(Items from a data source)

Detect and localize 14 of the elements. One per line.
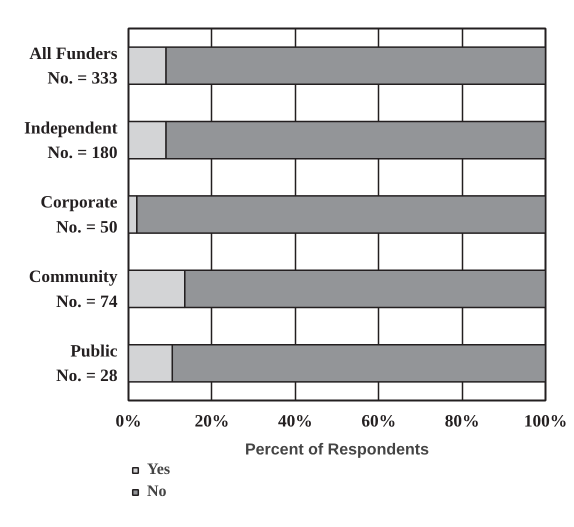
x-tick-label: 60%: [361, 412, 396, 430]
x-tick-label: 100%: [524, 412, 568, 430]
x-tick-label: 80%: [444, 412, 480, 430]
x-tick-label: 0%: [116, 412, 142, 430]
x-tick-label: 40%: [278, 412, 313, 430]
x-axis-title: Percent of Respondents: [244, 442, 430, 458]
y-tick-label: Public No. = 28: [56, 341, 118, 386]
y-tick-label: Independent No. = 180: [24, 118, 118, 162]
legend-label: Yes: [147, 461, 170, 479]
legend-label: No: [147, 483, 167, 501]
y-tick-label: All Funders No. = 333: [29, 44, 118, 88]
y-tick-label: Community No. = 74: [28, 267, 118, 311]
y-tick-label: Corporate No. = 50: [40, 192, 118, 236]
x-tick-label: 20%: [194, 412, 230, 430]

» **WHAT THE TASK REQUIRES**
Can you reproduce the listing above line for line, without the pictures?

» **IN RESPONSE**
Detect and localize 14 of the elements. One per line.
x-tick-label: 60%: [361, 412, 396, 430]
x-tick-label: 100%: [524, 412, 568, 430]
x-tick-label: 80%: [444, 412, 480, 430]
x-tick-label: 0%: [116, 412, 142, 430]
x-tick-label: 40%: [278, 412, 313, 430]
x-axis-title: Percent of Respondents: [244, 442, 430, 458]
y-tick-label: Public No. = 28: [56, 341, 118, 386]
y-tick-label: Independent No. = 180: [24, 118, 118, 162]
legend-label: Yes: [147, 461, 170, 479]
legend-label: No: [147, 483, 167, 501]
y-tick-label: All Funders No. = 333: [29, 44, 118, 88]
y-tick-label: Community No. = 74: [28, 267, 118, 311]
y-tick-label: Corporate No. = 50: [40, 192, 118, 236]
x-tick-label: 20%: [194, 412, 230, 430]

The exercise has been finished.